**TO BE DONE**
Convert every line of the records below into a JSON list of strings, one string per line, leaving out blank lines and the pictures.

**INFORMATION SHOWN**

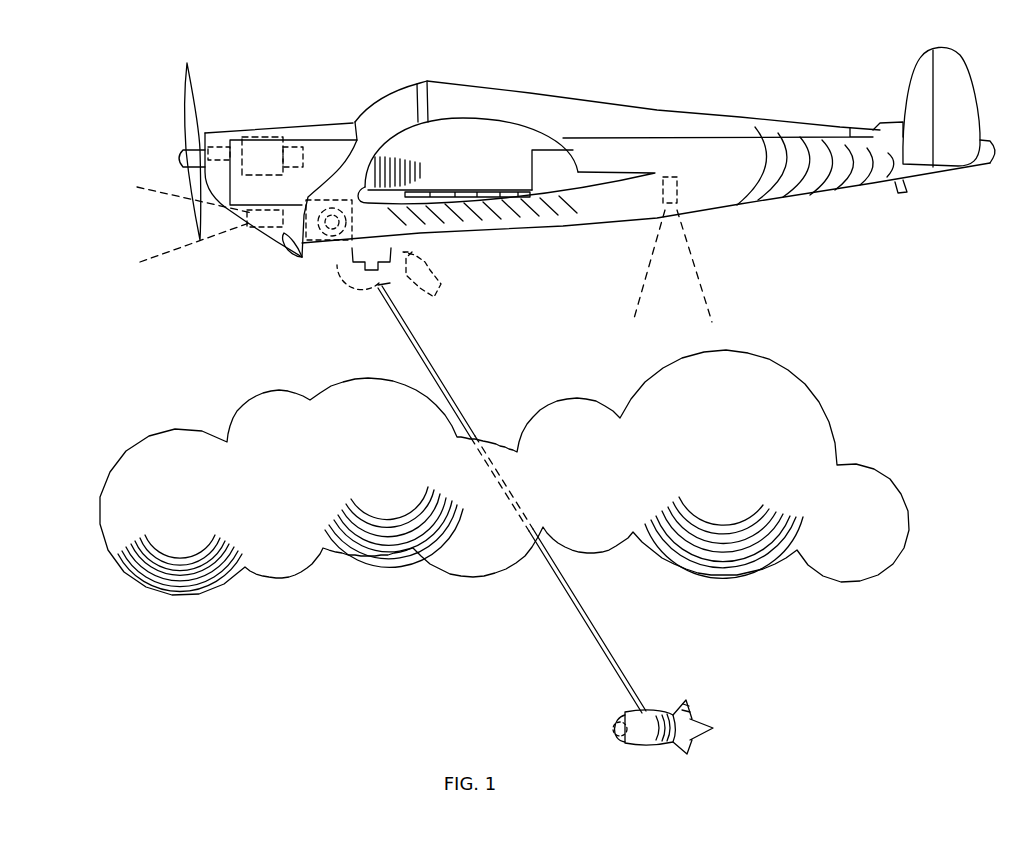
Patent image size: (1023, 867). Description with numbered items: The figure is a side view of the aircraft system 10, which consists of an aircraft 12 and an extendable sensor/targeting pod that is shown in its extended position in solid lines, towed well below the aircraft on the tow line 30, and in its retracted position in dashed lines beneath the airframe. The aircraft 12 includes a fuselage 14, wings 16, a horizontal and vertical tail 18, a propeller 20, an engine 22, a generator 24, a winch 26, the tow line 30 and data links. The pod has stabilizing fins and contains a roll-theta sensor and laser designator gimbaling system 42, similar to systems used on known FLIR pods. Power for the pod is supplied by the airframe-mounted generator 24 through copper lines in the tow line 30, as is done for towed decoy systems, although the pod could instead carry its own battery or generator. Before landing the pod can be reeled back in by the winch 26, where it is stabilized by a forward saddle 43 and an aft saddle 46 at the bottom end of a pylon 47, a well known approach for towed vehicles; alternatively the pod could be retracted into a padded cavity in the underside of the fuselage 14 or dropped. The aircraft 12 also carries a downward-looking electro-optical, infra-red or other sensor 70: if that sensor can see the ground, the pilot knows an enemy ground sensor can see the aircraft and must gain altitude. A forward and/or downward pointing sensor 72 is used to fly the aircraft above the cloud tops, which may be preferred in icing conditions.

The aircraft system 10 is at (176, 322).
The aircraft 12 is at (632, 61).
The fuselage 14 is at (683, 111).
The wings 16 is at (617, 213).
The horizontal and vertical tail 18 is at (912, 105).
The propeller 20 is at (185, 110).
The engine 22 is at (277, 146).
The generator 24 is at (304, 146).
The winch 26 is at (340, 232).
The tow line 30 is at (515, 506).
The roll-theta sensor and laser designator gimbaling system 42 is at (617, 720).
The forward saddle 43 is at (350, 273).
The aft saddle 46 is at (392, 272).
The pylon 47 is at (353, 255).
The sensor 70 is at (678, 190).
The forward and/or downward pointing sensor 72 is at (263, 226).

**WRITTEN ANSWER**
[
  "Patent image size: (1023, 867). Description with numbered items: The figure is a side view of the aircraft system 10, which consists of an aircraft 12 and an extendable sensor/targeting pod that is shown in its extended position in solid lines, towed well below the aircraft on the tow line 30, and in its retracted position in dashed lines beneath the airframe. The aircraft 12 includes a fuselage 14, wings 16, a horizontal and vertical tail 18, a propeller 20, an engine 22, a generator 24, a winch 26, the tow line 30 and data links. The pod has stabilizing fins and contains a roll-theta sensor and laser designator gimbaling system 42, similar to systems used on known FLIR pods. Power for the pod is supplied by the airframe-mounted generator 24 through copper lines in the tow line 30, as is done for towed decoy systems, although the pod could instead carry its own battery or generator. Before landing the pod can be reeled back in by the winch 26, where it is stabilized by a forward saddle 43 and an aft saddle 46 at the bottom end of a pylon 47, a well known approach for towed vehicles; alternatively the pod could be retracted into a padded cavity in the underside of the fuselage 14 or dropped. The aircraft 12 also carries a downward-looking electro-optical, infra-red or other sensor 70: if that sensor can see the ground, the pilot knows an enemy ground sensor can see the aircraft and must gain altitude. A forward and/or downward pointing sensor 72 is used to fly the aircraft above the cloud tops, which may be preferred in icing conditions.",
  "The aircraft system 10 is at (176, 322).",
  "The aircraft 12 is at (632, 61).",
  "The fuselage 14 is at (683, 111).",
  "The wings 16 is at (617, 213).",
  "The horizontal and vertical tail 18 is at (912, 105).",
  "The propeller 20 is at (185, 110).",
  "The engine 22 is at (277, 146).",
  "The generator 24 is at (304, 146).",
  "The winch 26 is at (340, 232).",
  "The tow line 30 is at (515, 506).",
  "The roll-theta sensor and laser designator gimbaling system 42 is at (617, 720).",
  "The forward saddle 43 is at (350, 273).",
  "The aft saddle 46 is at (392, 272).",
  "The pylon 47 is at (353, 255).",
  "The sensor 70 is at (678, 190).",
  "The forward and/or downward pointing sensor 72 is at (263, 226)."
]